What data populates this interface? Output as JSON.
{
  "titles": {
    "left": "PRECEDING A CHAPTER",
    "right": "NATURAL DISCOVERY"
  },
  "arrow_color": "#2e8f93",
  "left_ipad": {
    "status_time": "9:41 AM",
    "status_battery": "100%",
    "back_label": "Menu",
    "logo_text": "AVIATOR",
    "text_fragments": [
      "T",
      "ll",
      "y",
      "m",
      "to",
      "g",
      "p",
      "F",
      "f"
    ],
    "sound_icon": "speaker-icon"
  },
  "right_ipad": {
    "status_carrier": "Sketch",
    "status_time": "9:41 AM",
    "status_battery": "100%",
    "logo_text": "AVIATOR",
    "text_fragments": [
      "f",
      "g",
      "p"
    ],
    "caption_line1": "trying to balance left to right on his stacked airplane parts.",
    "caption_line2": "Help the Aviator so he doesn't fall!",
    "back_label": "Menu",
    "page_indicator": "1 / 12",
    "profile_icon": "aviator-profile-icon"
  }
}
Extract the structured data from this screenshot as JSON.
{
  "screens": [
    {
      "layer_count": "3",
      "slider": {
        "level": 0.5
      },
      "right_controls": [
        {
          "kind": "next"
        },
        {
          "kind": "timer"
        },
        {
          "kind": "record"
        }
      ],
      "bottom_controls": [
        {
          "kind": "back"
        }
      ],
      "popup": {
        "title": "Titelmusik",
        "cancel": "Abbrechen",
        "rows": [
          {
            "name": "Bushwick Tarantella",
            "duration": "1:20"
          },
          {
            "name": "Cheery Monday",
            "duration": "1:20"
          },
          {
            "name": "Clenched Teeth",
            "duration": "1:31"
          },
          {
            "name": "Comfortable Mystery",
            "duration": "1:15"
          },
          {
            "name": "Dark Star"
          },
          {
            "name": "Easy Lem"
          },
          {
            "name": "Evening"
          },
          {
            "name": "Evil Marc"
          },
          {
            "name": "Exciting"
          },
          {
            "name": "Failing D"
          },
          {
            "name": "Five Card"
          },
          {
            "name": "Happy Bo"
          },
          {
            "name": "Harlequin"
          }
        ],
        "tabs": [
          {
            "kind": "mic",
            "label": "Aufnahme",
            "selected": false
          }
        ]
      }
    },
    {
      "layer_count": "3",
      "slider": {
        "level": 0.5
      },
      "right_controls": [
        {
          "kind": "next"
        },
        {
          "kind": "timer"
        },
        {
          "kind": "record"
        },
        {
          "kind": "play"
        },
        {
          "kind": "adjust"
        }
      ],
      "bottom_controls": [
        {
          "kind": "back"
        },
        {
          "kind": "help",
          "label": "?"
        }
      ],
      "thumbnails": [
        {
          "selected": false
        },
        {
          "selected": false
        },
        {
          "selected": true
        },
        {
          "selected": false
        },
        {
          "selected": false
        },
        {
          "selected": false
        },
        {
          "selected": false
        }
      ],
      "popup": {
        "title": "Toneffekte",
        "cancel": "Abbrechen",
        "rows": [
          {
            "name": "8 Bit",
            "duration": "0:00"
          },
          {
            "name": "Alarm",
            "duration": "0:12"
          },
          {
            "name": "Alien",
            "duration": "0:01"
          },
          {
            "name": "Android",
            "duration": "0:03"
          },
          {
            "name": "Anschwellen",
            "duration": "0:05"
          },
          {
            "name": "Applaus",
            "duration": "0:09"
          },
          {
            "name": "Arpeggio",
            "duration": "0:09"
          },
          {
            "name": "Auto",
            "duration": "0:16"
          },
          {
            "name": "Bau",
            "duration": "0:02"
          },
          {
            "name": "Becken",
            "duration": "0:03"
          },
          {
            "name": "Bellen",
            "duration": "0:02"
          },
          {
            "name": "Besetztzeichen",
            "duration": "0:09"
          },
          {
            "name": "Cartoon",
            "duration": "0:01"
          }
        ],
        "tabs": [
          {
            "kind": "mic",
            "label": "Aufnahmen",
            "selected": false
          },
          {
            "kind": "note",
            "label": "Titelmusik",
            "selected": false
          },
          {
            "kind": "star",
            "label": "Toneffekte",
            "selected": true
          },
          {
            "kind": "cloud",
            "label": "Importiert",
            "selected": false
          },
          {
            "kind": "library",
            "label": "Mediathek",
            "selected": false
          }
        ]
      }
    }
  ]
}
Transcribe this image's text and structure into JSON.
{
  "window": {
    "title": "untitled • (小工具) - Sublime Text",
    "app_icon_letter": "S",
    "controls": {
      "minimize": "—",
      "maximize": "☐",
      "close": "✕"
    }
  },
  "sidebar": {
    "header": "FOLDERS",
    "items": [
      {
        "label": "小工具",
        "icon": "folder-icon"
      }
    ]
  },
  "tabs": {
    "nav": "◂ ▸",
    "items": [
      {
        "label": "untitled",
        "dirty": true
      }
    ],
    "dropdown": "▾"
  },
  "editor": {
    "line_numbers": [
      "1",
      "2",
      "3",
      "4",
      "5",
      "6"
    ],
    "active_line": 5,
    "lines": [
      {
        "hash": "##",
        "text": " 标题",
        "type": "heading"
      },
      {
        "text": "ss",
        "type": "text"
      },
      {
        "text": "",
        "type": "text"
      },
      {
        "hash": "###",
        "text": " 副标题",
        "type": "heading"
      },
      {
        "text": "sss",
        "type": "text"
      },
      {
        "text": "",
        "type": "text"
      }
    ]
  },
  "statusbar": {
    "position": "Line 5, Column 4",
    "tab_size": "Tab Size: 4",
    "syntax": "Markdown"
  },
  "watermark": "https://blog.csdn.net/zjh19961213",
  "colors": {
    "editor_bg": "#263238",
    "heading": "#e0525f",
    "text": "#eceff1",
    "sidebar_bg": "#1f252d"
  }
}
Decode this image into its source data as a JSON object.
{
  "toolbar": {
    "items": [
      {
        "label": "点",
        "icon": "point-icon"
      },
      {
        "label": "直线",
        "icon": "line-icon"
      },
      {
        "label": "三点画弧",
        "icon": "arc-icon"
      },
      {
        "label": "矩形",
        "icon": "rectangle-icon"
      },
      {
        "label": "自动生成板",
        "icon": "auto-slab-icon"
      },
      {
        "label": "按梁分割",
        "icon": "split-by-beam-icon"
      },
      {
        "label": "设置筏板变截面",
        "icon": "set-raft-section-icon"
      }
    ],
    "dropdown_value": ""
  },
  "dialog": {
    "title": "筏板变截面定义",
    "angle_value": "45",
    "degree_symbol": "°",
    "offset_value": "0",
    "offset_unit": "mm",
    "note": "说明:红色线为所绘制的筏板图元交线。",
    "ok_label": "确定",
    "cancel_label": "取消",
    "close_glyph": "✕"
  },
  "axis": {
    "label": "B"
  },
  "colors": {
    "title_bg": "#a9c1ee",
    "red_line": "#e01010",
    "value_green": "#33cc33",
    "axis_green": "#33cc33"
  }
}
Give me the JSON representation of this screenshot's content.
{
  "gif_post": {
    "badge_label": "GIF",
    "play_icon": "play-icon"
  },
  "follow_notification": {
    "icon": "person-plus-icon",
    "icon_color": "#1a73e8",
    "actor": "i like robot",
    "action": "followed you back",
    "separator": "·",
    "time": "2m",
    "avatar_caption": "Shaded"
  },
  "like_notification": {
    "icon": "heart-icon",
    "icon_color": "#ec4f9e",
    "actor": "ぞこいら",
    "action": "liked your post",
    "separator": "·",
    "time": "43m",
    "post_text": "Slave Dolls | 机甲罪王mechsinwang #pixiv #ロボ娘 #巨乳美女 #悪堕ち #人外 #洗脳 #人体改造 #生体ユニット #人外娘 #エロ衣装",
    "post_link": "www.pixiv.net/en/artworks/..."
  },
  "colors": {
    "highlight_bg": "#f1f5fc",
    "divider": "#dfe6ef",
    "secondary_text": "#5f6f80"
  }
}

+-------+

▶ _Given problem_: Using the data above, repeat every line exactly.

▶ _Result_:
What data populates this interface? Output as JSON.
{
  "titles": {
    "left": "PRECEDING A CHAPTER",
    "right": "NATURAL DISCOVERY"
  },
  "arrow_color": "#2e8f93",
  "left_ipad": {
    "status_time": "9:41 AM",
    "status_battery": "100%",
    "back_label": "Menu",
    "logo_text": "AVIATOR",
    "text_fragments": [
      "T",
      "ll",
      "y",
      "m",
      "to",
      "g",
      "p",
      "F",
      "f"
    ],
    "sound_icon": "speaker-icon"
  },
  "right_ipad": {
    "status_carrier": "Sketch",
    "status_time": "9:41 AM",
    "status_battery": "100%",
    "logo_text": "AVIATOR",
    "text_fragments": [
      "f",
      "g",
      "p"
    ],
    "caption_line1": "trying to balance left to right on his stacked airplane parts.",
    "caption_line2": "Help the Aviator so he doesn't fall!",
    "back_label": "Menu",
    "page_indicator": "1 / 12",
    "profile_icon": "aviator-profile-icon"
  }
}
Extract the structured data from this screenshot as JSON.
{
  "screens": [
    {
      "layer_count": "3",
      "slider": {
        "level": 0.5
      },
      "right_controls": [
        {
          "kind": "next"
        },
        {
          "kind": "timer"
        },
        {
          "kind": "record"
        }
      ],
      "bottom_controls": [
        {
          "kind": "back"
        }
      ],
      "popup": {
        "title": "Titelmusik",
        "cancel": "Abbrechen",
        "rows": [
          {
            "name": "Bushwick Tarantella",
            "duration": "1:20"
          },
          {
            "name": "Cheery Monday",
            "duration": "1:20"
          },
          {
            "name": "Clenched Teeth",
            "duration": "1:31"
          },
          {
            "name": "Comfortable Mystery",
            "duration": "1:15"
          },
          {
            "name": "Dark Star"
          },
          {
            "name": "Easy Lem"
          },
          {
            "name": "Evening"
          },
          {
            "name": "Evil Marc"
          },
          {
            "name": "Exciting"
          },
          {
            "name": "Failing D"
          },
          {
            "name": "Five Card"
          },
          {
            "name": "Happy Bo"
          },
          {
            "name": "Harlequin"
          }
        ],
        "tabs": [
          {
            "kind": "mic",
            "label": "Aufnahme",
            "selected": false
          }
        ]
      }
    },
    {
      "layer_count": "3",
      "slider": {
        "level": 0.5
      },
      "right_controls": [
        {
          "kind": "next"
        },
        {
          "kind": "timer"
        },
        {
          "kind": "record"
        },
        {
          "kind": "play"
        },
        {
          "kind": "adjust"
        }
      ],
      "bottom_controls": [
        {
          "kind": "back"
        },
        {
          "kind": "help",
          "label": "?"
        }
      ],
      "thumbnails": [
        {
          "selected": false
        },
        {
          "selected": false
        },
        {
          "selected": true
        },
        {
          "selected": false
        },
        {
          "selected": false
        },
        {
          "selected": false
        },
        {
          "selected": false
        }
      ],
      "popup": {
        "title": "Toneffekte",
        "cancel": "Abbrechen",
        "rows": [
          {
            "name": "8 Bit",
            "duration": "0:00"
          },
          {
            "name": "Alarm",
            "duration": "0:12"
          },
          {
            "name": "Alien",
            "duration": "0:01"
          },
          {
            "name": "Android",
            "duration": "0:03"
          },
          {
            "name": "Anschwellen",
            "duration": "0:05"
          },
          {
            "name": "Applaus",
            "duration": "0:09"
          },
          {
            "name": "Arpeggio",
            "duration": "0:09"
          },
          {
            "name": "Auto",
            "duration": "0:16"
          },
          {
            "name": "Bau",
            "duration": "0:02"
          },
          {
            "name": "Becken",
            "duration": "0:03"
          },
          {
            "name": "Bellen",
            "duration": "0:02"
          },
          {
            "name": "Besetztzeichen",
            "duration": "0:09"
          },
          {
            "name": "Cartoon",
            "duration": "0:01"
          }
        ],
        "tabs": [
          {
            "kind": "mic",
            "label": "Aufnahmen",
            "selected": false
          },
          {
            "kind": "note",
            "label": "Titelmusik",
            "selected": false
          },
          {
            "kind": "star",
            "label": "Toneffekte",
            "selected": true
          },
          {
            "kind": "cloud",
            "label": "Importiert",
            "selected": false
          },
          {
            "kind": "library",
            "label": "Mediathek",
            "selected": false
          }
        ]
      }
    }
  ]
}
Transcribe this image's text and structure into JSON.
{
  "window": {
    "title": "untitled • (小工具) - Sublime Text",
    "app_icon_letter": "S",
    "controls": {
      "minimize": "—",
      "maximize": "☐",
      "close": "✕"
    }
  },
  "sidebar": {
    "header": "FOLDERS",
    "items": [
      {
        "label": "小工具",
        "icon": "folder-icon"
      }
    ]
  },
  "tabs": {
    "nav": "◂ ▸",
    "items": [
      {
        "label": "untitled",
        "dirty": true
      }
    ],
    "dropdown": "▾"
  },
  "editor": {
    "line_numbers": [
      "1",
      "2",
      "3",
      "4",
      "5",
      "6"
    ],
    "active_line": 5,
    "lines": [
      {
        "hash": "##",
        "text": " 标题",
        "type": "heading"
      },
      {
        "text": "ss",
        "type": "text"
      },
      {
        "text": "",
        "type": "text"
      },
      {
        "hash": "###",
        "text": " 副标题",
        "type": "heading"
      },
      {
        "text": "sss",
        "type": "text"
      },
      {
        "text": "",
        "type": "text"
      }
    ]
  },
  "statusbar": {
    "position": "Line 5, Column 4",
    "tab_size": "Tab Size: 4",
    "syntax": "Markdown"
  },
  "watermark": "https://blog.csdn.net/zjh19961213",
  "colors": {
    "editor_bg": "#263238",
    "heading": "#e0525f",
    "text": "#eceff1",
    "sidebar_bg": "#1f252d"
  }
}
Decode this image into its source data as a JSON object.
{
  "toolbar": {
    "items": [
      {
        "label": "点",
        "icon": "point-icon"
      },
      {
        "label": "直线",
        "icon": "line-icon"
      },
      {
        "label": "三点画弧",
        "icon": "arc-icon"
      },
      {
        "label": "矩形",
        "icon": "rectangle-icon"
      },
      {
        "label": "自动生成板",
        "icon": "auto-slab-icon"
      },
      {
        "label": "按梁分割",
        "icon": "split-by-beam-icon"
      },
      {
        "label": "设置筏板变截面",
        "icon": "set-raft-section-icon"
      }
    ],
    "dropdown_value": ""
  },
  "dialog": {
    "title": "筏板变截面定义",
    "angle_value": "45",
    "degree_symbol": "°",
    "offset_value": "0",
    "offset_unit": "mm",
    "note": "说明:红色线为所绘制的筏板图元交线。",
    "ok_label": "确定",
    "cancel_label": "取消",
    "close_glyph": "✕"
  },
  "axis": {
    "label": "B"
  },
  "colors": {
    "title_bg": "#a9c1ee",
    "red_line": "#e01010",
    "value_green": "#33cc33",
    "axis_green": "#33cc33"
  }
}
Give me the JSON representation of this screenshot's content.
{
  "gif_post": {
    "badge_label": "GIF",
    "play_icon": "play-icon"
  },
  "follow_notification": {
    "icon": "person-plus-icon",
    "icon_color": "#1a73e8",
    "actor": "i like robot",
    "action": "followed you back",
    "separator": "·",
    "time": "2m",
    "avatar_caption": "Shaded"
  },
  "like_notification": {
    "icon": "heart-icon",
    "icon_color": "#ec4f9e",
    "actor": "ぞこいら",
    "action": "liked your post",
    "separator": "·",
    "time": "43m",
    "post_text": "Slave Dolls | 机甲罪王mechsinwang #pixiv #ロボ娘 #巨乳美女 #悪堕ち #人外 #洗脳 #人体改造 #生体ユニット #人外娘 #エロ衣装",
    "post_link": "www.pixiv.net/en/artworks/..."
  },
  "colors": {
    "highlight_bg": "#f1f5fc",
    "divider": "#dfe6ef",
    "secondary_text": "#5f6f80"
  }
}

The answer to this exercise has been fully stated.